### Requirements
Scan the listing below. Report each line that includes "values".

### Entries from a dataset
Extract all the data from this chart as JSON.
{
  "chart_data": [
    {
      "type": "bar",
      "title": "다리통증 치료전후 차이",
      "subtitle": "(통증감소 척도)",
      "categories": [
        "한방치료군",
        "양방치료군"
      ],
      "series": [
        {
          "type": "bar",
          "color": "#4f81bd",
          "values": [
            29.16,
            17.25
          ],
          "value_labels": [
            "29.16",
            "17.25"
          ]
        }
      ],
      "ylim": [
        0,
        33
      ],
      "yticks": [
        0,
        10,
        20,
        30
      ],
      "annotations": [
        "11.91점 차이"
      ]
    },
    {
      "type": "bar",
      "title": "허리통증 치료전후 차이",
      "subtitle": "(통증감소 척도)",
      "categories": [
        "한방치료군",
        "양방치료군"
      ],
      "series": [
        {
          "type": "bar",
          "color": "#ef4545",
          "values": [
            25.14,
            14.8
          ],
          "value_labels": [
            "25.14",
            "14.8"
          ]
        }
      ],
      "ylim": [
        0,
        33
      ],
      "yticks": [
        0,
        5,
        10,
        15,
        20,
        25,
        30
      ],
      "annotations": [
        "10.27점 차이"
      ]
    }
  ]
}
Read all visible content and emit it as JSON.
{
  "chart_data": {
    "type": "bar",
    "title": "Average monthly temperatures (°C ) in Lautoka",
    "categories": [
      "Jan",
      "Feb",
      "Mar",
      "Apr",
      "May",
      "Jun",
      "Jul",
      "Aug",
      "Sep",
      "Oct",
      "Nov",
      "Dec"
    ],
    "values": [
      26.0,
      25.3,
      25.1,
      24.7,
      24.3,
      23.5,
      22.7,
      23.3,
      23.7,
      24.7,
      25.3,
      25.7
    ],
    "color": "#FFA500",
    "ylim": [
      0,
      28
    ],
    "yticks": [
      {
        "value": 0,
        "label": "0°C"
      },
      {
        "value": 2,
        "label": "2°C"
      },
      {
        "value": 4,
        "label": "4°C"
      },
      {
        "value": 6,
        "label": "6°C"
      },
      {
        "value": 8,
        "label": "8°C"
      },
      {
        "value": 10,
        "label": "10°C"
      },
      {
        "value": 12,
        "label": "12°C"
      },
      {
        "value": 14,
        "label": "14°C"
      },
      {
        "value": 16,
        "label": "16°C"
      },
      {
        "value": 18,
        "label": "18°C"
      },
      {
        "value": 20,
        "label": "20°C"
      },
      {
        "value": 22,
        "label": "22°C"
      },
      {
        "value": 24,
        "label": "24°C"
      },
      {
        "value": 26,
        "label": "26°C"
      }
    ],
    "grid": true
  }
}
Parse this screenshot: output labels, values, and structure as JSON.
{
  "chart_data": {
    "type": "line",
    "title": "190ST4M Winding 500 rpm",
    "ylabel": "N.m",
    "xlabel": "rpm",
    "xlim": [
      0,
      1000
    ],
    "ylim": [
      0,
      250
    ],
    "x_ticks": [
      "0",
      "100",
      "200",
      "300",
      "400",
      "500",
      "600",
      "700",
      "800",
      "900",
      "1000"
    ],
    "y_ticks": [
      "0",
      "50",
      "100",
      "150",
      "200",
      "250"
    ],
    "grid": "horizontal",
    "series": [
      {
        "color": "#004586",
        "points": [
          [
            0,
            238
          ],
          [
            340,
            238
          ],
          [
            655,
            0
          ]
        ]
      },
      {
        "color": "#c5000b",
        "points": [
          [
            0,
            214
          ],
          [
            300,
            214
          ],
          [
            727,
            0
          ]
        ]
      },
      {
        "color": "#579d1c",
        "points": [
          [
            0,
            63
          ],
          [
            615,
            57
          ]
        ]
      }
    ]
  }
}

### Solution to this problem
          "values": [
          "values": [
    "values": [
Parse this screenshot: output labels, values, and structure as JSON.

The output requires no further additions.